Listed records:
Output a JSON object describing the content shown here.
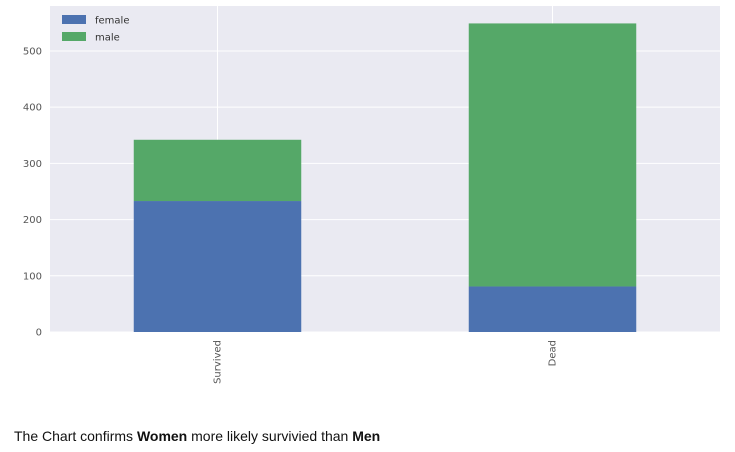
{
  "chart_data": {
    "type": "bar",
    "stacked": true,
    "categories": [
      "Survived",
      "Dead"
    ],
    "series": [
      {
        "name": "female",
        "values": [
          233,
          81
        ],
        "color": "#4C72B0"
      },
      {
        "name": "male",
        "values": [
          109,
          468
        ],
        "color": "#55A868"
      }
    ],
    "title": "",
    "xlabel": "",
    "ylabel": "",
    "ylim": [
      0,
      580
    ],
    "yticks": [
      0,
      100,
      200,
      300,
      400,
      500
    ],
    "grid": true,
    "legend": "top-left",
    "background": "#EAEAF2"
  },
  "caption": {
    "part1": "The Chart confirms ",
    "bold1": "Women",
    "part2": " more likely survivied than ",
    "bold2": "Men"
  }
}
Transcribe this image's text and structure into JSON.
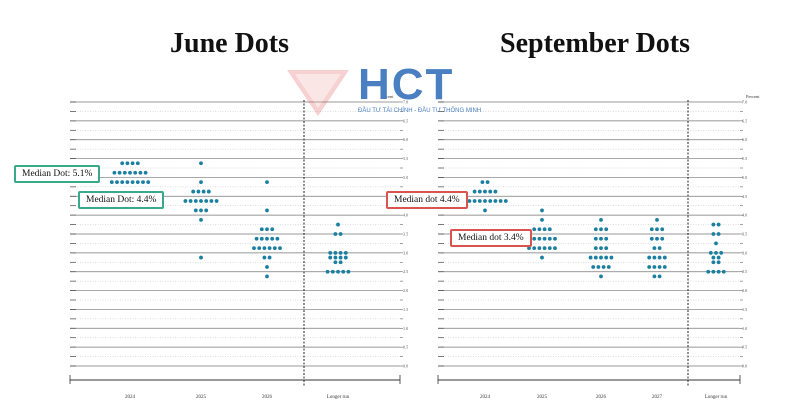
{
  "titles": {
    "left": "June Dots",
    "right": "September Dots"
  },
  "watermark": {
    "text": "HCT",
    "sub": "ĐẦU TƯ TÀI CHÍNH - ĐẦU TƯ THÔNG MINH",
    "color": "#4a7fc1",
    "accent": "#e45c5c"
  },
  "colors": {
    "dot": "#1a7fa0",
    "green_border": "#3aa88a",
    "red_border": "#d9534f"
  },
  "chart_data": [
    {
      "type": "scatter",
      "title": "June Dots",
      "ylabel": "Percent",
      "ylim": [
        0,
        7
      ],
      "yticks": [
        "7.0",
        "6.5",
        "6.0",
        "5.5",
        "5.0",
        "4.5",
        "4.0",
        "3.5",
        "3.0",
        "2.5",
        "2.0",
        "1.5",
        "1.0",
        "0.5",
        "0.0"
      ],
      "categories": [
        "2024",
        "2025",
        "2026",
        "Longer run"
      ],
      "annotations": [
        {
          "label": "Median Dot: 5.1%",
          "category": "2024",
          "value": 5.1
        },
        {
          "label": "Median Dot: 4.4%",
          "category": "2025",
          "value": 4.4
        }
      ],
      "dots": [
        {
          "category": "2024",
          "levels": [
            [
              5.375,
              4
            ],
            [
              5.125,
              7
            ],
            [
              4.875,
              8
            ]
          ]
        },
        {
          "category": "2025",
          "levels": [
            [
              5.375,
              1
            ],
            [
              4.875,
              1
            ],
            [
              4.625,
              4
            ],
            [
              4.375,
              7
            ],
            [
              4.125,
              3
            ],
            [
              3.875,
              1
            ],
            [
              2.875,
              1
            ]
          ]
        },
        {
          "category": "2026",
          "levels": [
            [
              4.875,
              1
            ],
            [
              4.125,
              1
            ],
            [
              3.625,
              3
            ],
            [
              3.375,
              5
            ],
            [
              3.125,
              6
            ],
            [
              2.875,
              2
            ],
            [
              2.625,
              1
            ],
            [
              2.375,
              1
            ]
          ]
        },
        {
          "category": "Longer run",
          "levels": [
            [
              3.75,
              1
            ],
            [
              3.5,
              2
            ],
            [
              3.0,
              4
            ],
            [
              2.875,
              4
            ],
            [
              2.75,
              2
            ],
            [
              2.5,
              5
            ]
          ]
        }
      ]
    },
    {
      "type": "scatter",
      "title": "September Dots",
      "ylabel": "Percent",
      "ylim": [
        0,
        7
      ],
      "yticks": [
        "7.0",
        "6.5",
        "6.0",
        "5.5",
        "5.0",
        "4.5",
        "4.0",
        "3.5",
        "3.0",
        "2.5",
        "2.0",
        "1.5",
        "1.0",
        "0.5",
        "0.0"
      ],
      "categories": [
        "2024",
        "2025",
        "2026",
        "2027",
        "Longer run"
      ],
      "annotations": [
        {
          "label": "Median dot 4.4%",
          "category": "2024",
          "value": 4.4
        },
        {
          "label": "Median dot 3.4%",
          "category": "2025",
          "value": 3.4
        }
      ],
      "dots": [
        {
          "category": "2024",
          "levels": [
            [
              4.875,
              2
            ],
            [
              4.625,
              5
            ],
            [
              4.375,
              9
            ],
            [
              4.125,
              1
            ]
          ]
        },
        {
          "category": "2025",
          "levels": [
            [
              4.125,
              1
            ],
            [
              3.875,
              1
            ],
            [
              3.625,
              4
            ],
            [
              3.375,
              6
            ],
            [
              3.125,
              6
            ],
            [
              2.875,
              1
            ]
          ]
        },
        {
          "category": "2026",
          "levels": [
            [
              3.875,
              1
            ],
            [
              3.625,
              3
            ],
            [
              3.375,
              3
            ],
            [
              3.125,
              3
            ],
            [
              2.875,
              5
            ],
            [
              2.625,
              4
            ],
            [
              2.375,
              1
            ]
          ]
        },
        {
          "category": "2027",
          "levels": [
            [
              3.875,
              1
            ],
            [
              3.625,
              3
            ],
            [
              3.375,
              3
            ],
            [
              3.125,
              2
            ],
            [
              2.875,
              4
            ],
            [
              2.625,
              4
            ],
            [
              2.375,
              2
            ]
          ]
        },
        {
          "category": "Longer run",
          "levels": [
            [
              3.75,
              2
            ],
            [
              3.5,
              2
            ],
            [
              3.25,
              1
            ],
            [
              3.0,
              3
            ],
            [
              2.875,
              2
            ],
            [
              2.75,
              2
            ],
            [
              2.5,
              4
            ]
          ]
        }
      ]
    }
  ]
}
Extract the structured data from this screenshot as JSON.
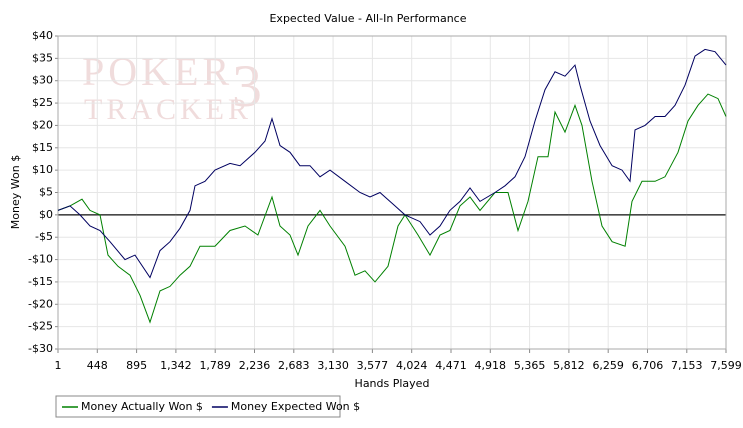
{
  "chart_data": {
    "type": "line",
    "title": "Expected Value - All-In Performance",
    "xlabel": "Hands Played",
    "ylabel": "Money Won $",
    "watermark": [
      "POKER",
      "TRACKER",
      "3"
    ],
    "xlim": [
      1,
      7599
    ],
    "xticks": [
      1,
      448,
      895,
      {
        "value": 1342,
        "label": "1,342"
      },
      {
        "value": 1789,
        "label": "1,789"
      },
      {
        "value": 2236,
        "label": "2,236"
      },
      {
        "value": 2683,
        "label": "2,683"
      },
      {
        "value": 3130,
        "label": "3,130"
      },
      {
        "value": 3577,
        "label": "3,577"
      },
      {
        "value": 4024,
        "label": "4,024"
      },
      {
        "value": 4471,
        "label": "4,471"
      },
      {
        "value": 4918,
        "label": "4,918"
      },
      {
        "value": 5365,
        "label": "5,365"
      },
      {
        "value": 5812,
        "label": "5,812"
      },
      {
        "value": 6259,
        "label": "6,259"
      },
      {
        "value": 6706,
        "label": "6,706"
      },
      {
        "value": 7153,
        "label": "7,153"
      },
      {
        "value": 7599,
        "label": "7,599"
      }
    ],
    "ylim": [
      -30,
      40
    ],
    "yticks": [
      {
        "value": -30,
        "label": "-$30"
      },
      {
        "value": -25,
        "label": "-$25"
      },
      {
        "value": -20,
        "label": "-$20"
      },
      {
        "value": -15,
        "label": "-$15"
      },
      {
        "value": -10,
        "label": "-$10"
      },
      {
        "value": -5,
        "label": "-$5"
      },
      {
        "value": 0,
        "label": "$0"
      },
      {
        "value": 5,
        "label": "$5"
      },
      {
        "value": 10,
        "label": "$10"
      },
      {
        "value": 15,
        "label": "$15"
      },
      {
        "value": 20,
        "label": "$20"
      },
      {
        "value": 25,
        "label": "$25"
      },
      {
        "value": 30,
        "label": "$30"
      },
      {
        "value": 35,
        "label": "$35"
      },
      {
        "value": 40,
        "label": "$40"
      }
    ],
    "grid": true,
    "legend": "bottom-left",
    "series": [
      {
        "name": "Money Actually Won $",
        "color": "#008000",
        "x": [
          1,
          137,
          274,
          365,
          479,
          570,
          683,
          820,
          934,
          1047,
          1161,
          1275,
          1389,
          1502,
          1616,
          1787,
          1957,
          2128,
          2275,
          2435,
          2526,
          2640,
          2731,
          2845,
          2981,
          3095,
          3265,
          3379,
          3493,
          3607,
          3755,
          3868,
          3948,
          4096,
          4232,
          4346,
          4459,
          4573,
          4687,
          4801,
          4971,
          5119,
          5233,
          5347,
          5461,
          5574,
          5654,
          5768,
          5882,
          5961,
          6075,
          6189,
          6303,
          6451,
          6530,
          6644,
          6792,
          6905,
          7053,
          7167,
          7280,
          7394,
          7508,
          7599
        ],
        "values": [
          1,
          2,
          3.5,
          1,
          0,
          -9,
          -11.5,
          -13.5,
          -18,
          -24,
          -17,
          -16,
          -13.5,
          -11.5,
          -7,
          -7,
          -3.5,
          -2.5,
          -4.5,
          4,
          -2.5,
          -4.5,
          -9,
          -2.5,
          1,
          -2.5,
          -7,
          -13.5,
          -12.5,
          -15,
          -11.5,
          -2.5,
          0,
          -4.5,
          -9,
          -4.5,
          -3.5,
          2,
          4,
          1,
          5,
          5,
          -3.5,
          3,
          13,
          13,
          23,
          18.5,
          24.5,
          20,
          7.5,
          -2.5,
          -6,
          -7,
          3,
          7.5,
          7.5,
          8.5,
          14,
          21,
          24.5,
          27,
          26,
          22
        ]
      },
      {
        "name": "Money Expected Won $",
        "color": "#000060",
        "x": [
          1,
          137,
          251,
          365,
          479,
          592,
          763,
          877,
          1047,
          1161,
          1275,
          1389,
          1502,
          1559,
          1673,
          1787,
          1957,
          2071,
          2242,
          2355,
          2435,
          2526,
          2640,
          2753,
          2867,
          2981,
          3095,
          3265,
          3436,
          3550,
          3663,
          3834,
          3948,
          4118,
          4232,
          4346,
          4459,
          4573,
          4687,
          4801,
          4971,
          5085,
          5199,
          5313,
          5426,
          5540,
          5654,
          5768,
          5882,
          5938,
          6052,
          6166,
          6303,
          6416,
          6507,
          6564,
          6678,
          6792,
          6905,
          7019,
          7133,
          7246,
          7360,
          7474,
          7599
        ],
        "values": [
          1,
          2,
          0,
          -2.5,
          -3.5,
          -6,
          -10,
          -9,
          -14,
          -8,
          -6,
          -3,
          1,
          6.5,
          7.5,
          10,
          11.5,
          11,
          14,
          16.5,
          21.5,
          15.5,
          14,
          11,
          11,
          8.5,
          10,
          7.5,
          5,
          4,
          5,
          2,
          0,
          -1.5,
          -4.5,
          -2.5,
          1,
          3,
          6,
          3,
          5,
          6.5,
          8.5,
          13,
          21,
          28,
          32,
          31,
          33.5,
          29,
          21,
          15.5,
          11,
          10,
          7.5,
          19,
          20,
          22,
          22,
          24.5,
          29,
          35.5,
          37,
          36.5,
          33.5
        ]
      }
    ]
  }
}
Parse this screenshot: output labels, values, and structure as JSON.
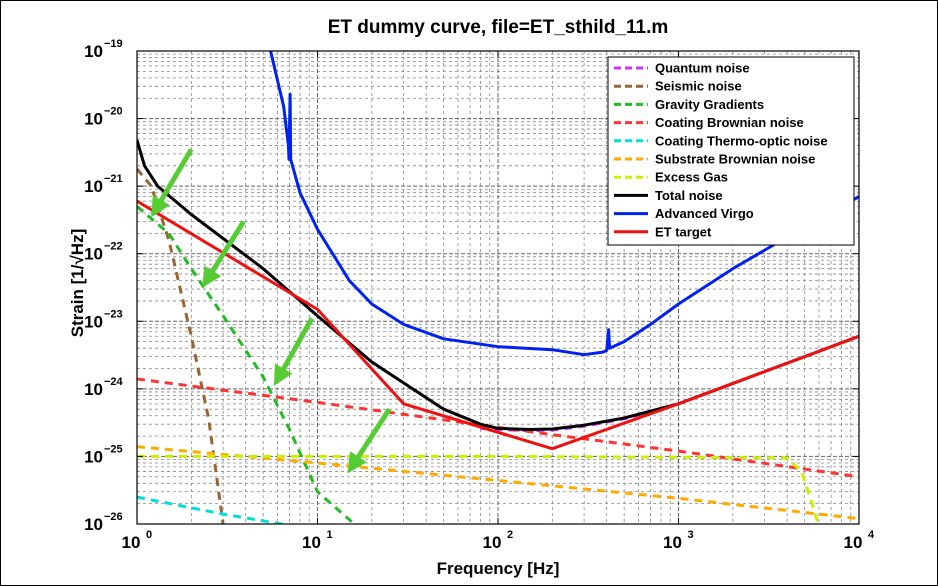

What the task asks: Check each line above for "Expected" and return the ones that have it.

Result of the exercise:
    "title": "Expected Value - All-In Performance",
        "name": "Money Expected Won $",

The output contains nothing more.